**EXERCISE GOAL**
Leave out the pictures, then reproduce the rest of the material exactly.

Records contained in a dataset

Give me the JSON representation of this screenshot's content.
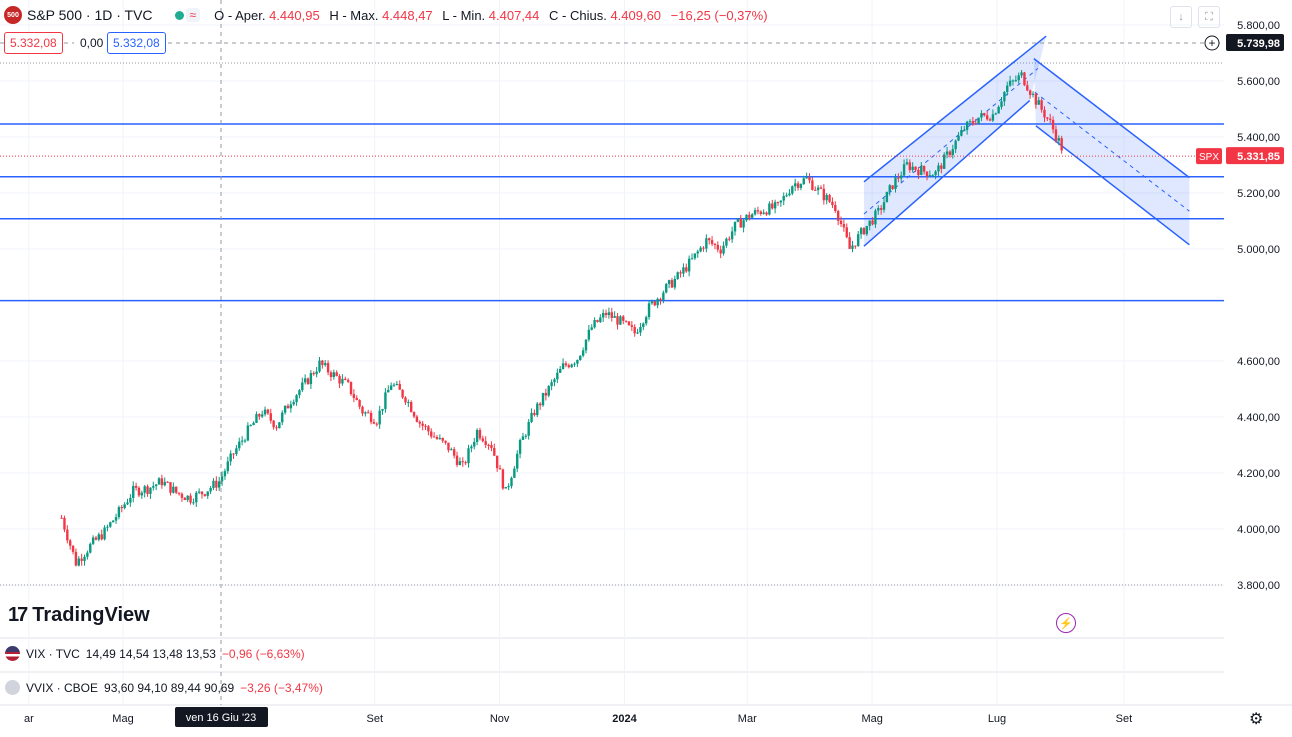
{
  "header": {
    "symbol": "S&P 500 · 1D · TVC",
    "logo_text": "500",
    "open_label": "O - Aper.",
    "open_value": "4.440,95",
    "high_label": "H - Max.",
    "high_value": "4.448,47",
    "low_label": "L - Min.",
    "low_value": "4.407,44",
    "close_label": "C - Chius.",
    "close_value": "4.409,60",
    "change_value": "−16,25 (−0,37%)",
    "sell_price": "5.332,08",
    "spread": "0,00",
    "buy_price": "5.332,08"
  },
  "brand": "TradingView",
  "indicators": [
    {
      "name": "VIX · TVC",
      "values": "14,49  14,54  13,48  13,53",
      "change": "−0,96 (−6,63%)"
    },
    {
      "name": "VVIX · CBOE",
      "values": "93,60  94,10  89,44  90,69",
      "change": "−3,26 (−3,47%)"
    }
  ],
  "colors": {
    "up": "#089981",
    "down": "#f23645",
    "line": "#2962ff",
    "channel_fill": "#2962ff"
  },
  "icons": [
    "down-arrow-icon",
    "fullscreen-icon",
    "plus-circle-icon",
    "lightning-icon",
    "gear-icon"
  ],
  "chart_data": {
    "type": "candlestick",
    "symbol": "SPX",
    "last_price": "5.331,85",
    "crosshair_date": "ven 16 Giu '23",
    "crosshair_price": "5.739,98",
    "ylim": [
      3700,
      5850
    ],
    "y_ticks": [
      "3.800,00",
      "4.000,00",
      "4.200,00",
      "4.400,00",
      "4.600,00",
      "5.000,00",
      "5.200,00",
      "5.400,00",
      "5.600,00",
      "5.800,00"
    ],
    "y_tick_values": [
      3800,
      4000,
      4200,
      4400,
      4600,
      5000,
      5200,
      5400,
      5600,
      5800
    ],
    "x_ticks": [
      "ar",
      "Mag",
      "Set",
      "Nov",
      "2024",
      "Mar",
      "Mag",
      "Lug",
      "Set"
    ],
    "x_tick_days": [
      -16,
      30,
      153,
      214,
      275,
      335,
      396,
      457,
      519
    ],
    "horizontal_levels": [
      {
        "value": 5446.57,
        "label": "5.446,57"
      },
      {
        "value": 5258.13,
        "label": "5.258,13"
      },
      {
        "value": 5107.96,
        "label": "5.107,96"
      },
      {
        "value": 4815.63,
        "label": "4.815,63"
      }
    ],
    "channels": [
      {
        "name": "rising",
        "lower_start": [
          "2024-04-22",
          5010
        ],
        "lower_end": [
          "2024-07-12",
          5530
        ],
        "upper_start": [
          "2024-04-22",
          5240
        ],
        "upper_end": [
          "2024-07-20",
          5760
        ]
      },
      {
        "name": "falling",
        "upper_start": [
          "2024-07-14",
          5680
        ],
        "upper_end": [
          "2024-09-28",
          5255
        ],
        "lower_start": [
          "2024-07-15",
          5440
        ],
        "lower_end": [
          "2024-09-28",
          5015
        ]
      }
    ],
    "closes_weekly": [
      [
        "2023-03-27",
        4040
      ],
      [
        "2023-04-03",
        3880
      ],
      [
        "2023-04-10",
        3940
      ],
      [
        "2023-04-17",
        3990
      ],
      [
        "2023-04-24",
        4060
      ],
      [
        "2023-05-01",
        4135
      ],
      [
        "2023-05-08",
        4145
      ],
      [
        "2023-05-15",
        4170
      ],
      [
        "2023-05-22",
        4130
      ],
      [
        "2023-05-29",
        4110
      ],
      [
        "2023-06-05",
        4135
      ],
      [
        "2023-06-12",
        4170
      ],
      [
        "2023-06-19",
        4270
      ],
      [
        "2023-06-26",
        4350
      ],
      [
        "2023-07-03",
        4420
      ],
      [
        "2023-07-10",
        4370
      ],
      [
        "2023-07-17",
        4460
      ],
      [
        "2023-07-24",
        4520
      ],
      [
        "2023-07-31",
        4590
      ],
      [
        "2023-08-07",
        4550
      ],
      [
        "2023-08-14",
        4510
      ],
      [
        "2023-08-21",
        4420
      ],
      [
        "2023-08-28",
        4390
      ],
      [
        "2023-09-04",
        4520
      ],
      [
        "2023-09-11",
        4470
      ],
      [
        "2023-09-18",
        4380
      ],
      [
        "2023-09-25",
        4330
      ],
      [
        "2023-10-02",
        4290
      ],
      [
        "2023-10-09",
        4220
      ],
      [
        "2023-10-16",
        4350
      ],
      [
        "2023-10-23",
        4300
      ],
      [
        "2023-10-30",
        4130
      ],
      [
        "2023-11-06",
        4300
      ],
      [
        "2023-11-13",
        4420
      ],
      [
        "2023-11-20",
        4500
      ],
      [
        "2023-11-27",
        4580
      ],
      [
        "2023-12-04",
        4610
      ],
      [
        "2023-12-11",
        4720
      ],
      [
        "2023-12-18",
        4770
      ],
      [
        "2023-12-25",
        4740
      ],
      [
        "2024-01-01",
        4700
      ],
      [
        "2024-01-08",
        4790
      ],
      [
        "2024-01-15",
        4850
      ],
      [
        "2024-01-22",
        4900
      ],
      [
        "2024-01-29",
        4960
      ],
      [
        "2024-02-05",
        5030
      ],
      [
        "2024-02-12",
        5000
      ],
      [
        "2024-02-19",
        5080
      ],
      [
        "2024-02-26",
        5120
      ],
      [
        "2024-03-04",
        5140
      ],
      [
        "2024-03-11",
        5150
      ],
      [
        "2024-03-18",
        5230
      ],
      [
        "2024-03-25",
        5250
      ],
      [
        "2024-04-01",
        5200
      ],
      [
        "2024-04-08",
        5150
      ],
      [
        "2024-04-15",
        5000
      ],
      [
        "2024-04-22",
        5070
      ],
      [
        "2024-04-29",
        5130
      ],
      [
        "2024-05-06",
        5230
      ],
      [
        "2024-05-13",
        5300
      ],
      [
        "2024-05-20",
        5280
      ],
      [
        "2024-05-27",
        5270
      ],
      [
        "2024-06-03",
        5350
      ],
      [
        "2024-06-10",
        5430
      ],
      [
        "2024-06-17",
        5470
      ],
      [
        "2024-06-24",
        5480
      ],
      [
        "2024-07-01",
        5580
      ],
      [
        "2024-07-08",
        5620
      ],
      [
        "2024-07-15",
        5530
      ],
      [
        "2024-07-22",
        5450
      ],
      [
        "2024-07-29",
        5340
      ]
    ]
  }
}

**OUTPUT**
Give me the JSON representation of this screenshot's content.
{
  "header": {
    "symbol": "S&P 500 · 1D · TVC",
    "logo_text": "500",
    "open_label": "O - Aper.",
    "open_value": "4.440,95",
    "high_label": "H - Max.",
    "high_value": "4.448,47",
    "low_label": "L - Min.",
    "low_value": "4.407,44",
    "close_label": "C - Chius.",
    "close_value": "4.409,60",
    "change_value": "−16,25 (−0,37%)",
    "sell_price": "5.332,08",
    "spread": "0,00",
    "buy_price": "5.332,08"
  },
  "brand": "TradingView",
  "indicators": [
    {
      "name": "VIX · TVC",
      "values": "14,49  14,54  13,48  13,53",
      "change": "−0,96 (−6,63%)"
    },
    {
      "name": "VVIX · CBOE",
      "values": "93,60  94,10  89,44  90,69",
      "change": "−3,26 (−3,47%)"
    }
  ],
  "colors": {
    "up": "#089981",
    "down": "#f23645",
    "line": "#2962ff",
    "channel_fill": "#2962ff"
  },
  "icons": [
    "down-arrow-icon",
    "fullscreen-icon",
    "plus-circle-icon",
    "lightning-icon",
    "gear-icon"
  ],
  "chart_data": {
    "type": "candlestick",
    "symbol": "SPX",
    "last_price": "5.331,85",
    "crosshair_date": "ven 16 Giu '23",
    "crosshair_price": "5.739,98",
    "ylim": [
      3700,
      5850
    ],
    "y_ticks": [
      "3.800,00",
      "4.000,00",
      "4.200,00",
      "4.400,00",
      "4.600,00",
      "5.000,00",
      "5.200,00",
      "5.400,00",
      "5.600,00",
      "5.800,00"
    ],
    "y_tick_values": [
      3800,
      4000,
      4200,
      4400,
      4600,
      5000,
      5200,
      5400,
      5600,
      5800
    ],
    "x_ticks": [
      "ar",
      "Mag",
      "Set",
      "Nov",
      "2024",
      "Mar",
      "Mag",
      "Lug",
      "Set"
    ],
    "x_tick_days": [
      -16,
      30,
      153,
      214,
      275,
      335,
      396,
      457,
      519
    ],
    "horizontal_levels": [
      {
        "value": 5446.57,
        "label": "5.446,57"
      },
      {
        "value": 5258.13,
        "label": "5.258,13"
      },
      {
        "value": 5107.96,
        "label": "5.107,96"
      },
      {
        "value": 4815.63,
        "label": "4.815,63"
      }
    ],
    "channels": [
      {
        "name": "rising",
        "lower_start": [
          "2024-04-22",
          5010
        ],
        "lower_end": [
          "2024-07-12",
          5530
        ],
        "upper_start": [
          "2024-04-22",
          5240
        ],
        "upper_end": [
          "2024-07-20",
          5760
        ]
      },
      {
        "name": "falling",
        "upper_start": [
          "2024-07-14",
          5680
        ],
        "upper_end": [
          "2024-09-28",
          5255
        ],
        "lower_start": [
          "2024-07-15",
          5440
        ],
        "lower_end": [
          "2024-09-28",
          5015
        ]
      }
    ],
    "closes_weekly": [
      [
        "2023-03-27",
        4040
      ],
      [
        "2023-04-03",
        3880
      ],
      [
        "2023-04-10",
        3940
      ],
      [
        "2023-04-17",
        3990
      ],
      [
        "2023-04-24",
        4060
      ],
      [
        "2023-05-01",
        4135
      ],
      [
        "2023-05-08",
        4145
      ],
      [
        "2023-05-15",
        4170
      ],
      [
        "2023-05-22",
        4130
      ],
      [
        "2023-05-29",
        4110
      ],
      [
        "2023-06-05",
        4135
      ],
      [
        "2023-06-12",
        4170
      ],
      [
        "2023-06-19",
        4270
      ],
      [
        "2023-06-26",
        4350
      ],
      [
        "2023-07-03",
        4420
      ],
      [
        "2023-07-10",
        4370
      ],
      [
        "2023-07-17",
        4460
      ],
      [
        "2023-07-24",
        4520
      ],
      [
        "2023-07-31",
        4590
      ],
      [
        "2023-08-07",
        4550
      ],
      [
        "2023-08-14",
        4510
      ],
      [
        "2023-08-21",
        4420
      ],
      [
        "2023-08-28",
        4390
      ],
      [
        "2023-09-04",
        4520
      ],
      [
        "2023-09-11",
        4470
      ],
      [
        "2023-09-18",
        4380
      ],
      [
        "2023-09-25",
        4330
      ],
      [
        "2023-10-02",
        4290
      ],
      [
        "2023-10-09",
        4220
      ],
      [
        "2023-10-16",
        4350
      ],
      [
        "2023-10-23",
        4300
      ],
      [
        "2023-10-30",
        4130
      ],
      [
        "2023-11-06",
        4300
      ],
      [
        "2023-11-13",
        4420
      ],
      [
        "2023-11-20",
        4500
      ],
      [
        "2023-11-27",
        4580
      ],
      [
        "2023-12-04",
        4610
      ],
      [
        "2023-12-11",
        4720
      ],
      [
        "2023-12-18",
        4770
      ],
      [
        "2023-12-25",
        4740
      ],
      [
        "2024-01-01",
        4700
      ],
      [
        "2024-01-08",
        4790
      ],
      [
        "2024-01-15",
        4850
      ],
      [
        "2024-01-22",
        4900
      ],
      [
        "2024-01-29",
        4960
      ],
      [
        "2024-02-05",
        5030
      ],
      [
        "2024-02-12",
        5000
      ],
      [
        "2024-02-19",
        5080
      ],
      [
        "2024-02-26",
        5120
      ],
      [
        "2024-03-04",
        5140
      ],
      [
        "2024-03-11",
        5150
      ],
      [
        "2024-03-18",
        5230
      ],
      [
        "2024-03-25",
        5250
      ],
      [
        "2024-04-01",
        5200
      ],
      [
        "2024-04-08",
        5150
      ],
      [
        "2024-04-15",
        5000
      ],
      [
        "2024-04-22",
        5070
      ],
      [
        "2024-04-29",
        5130
      ],
      [
        "2024-05-06",
        5230
      ],
      [
        "2024-05-13",
        5300
      ],
      [
        "2024-05-20",
        5280
      ],
      [
        "2024-05-27",
        5270
      ],
      [
        "2024-06-03",
        5350
      ],
      [
        "2024-06-10",
        5430
      ],
      [
        "2024-06-17",
        5470
      ],
      [
        "2024-06-24",
        5480
      ],
      [
        "2024-07-01",
        5580
      ],
      [
        "2024-07-08",
        5620
      ],
      [
        "2024-07-15",
        5530
      ],
      [
        "2024-07-22",
        5450
      ],
      [
        "2024-07-29",
        5340
      ]
    ]
  }
}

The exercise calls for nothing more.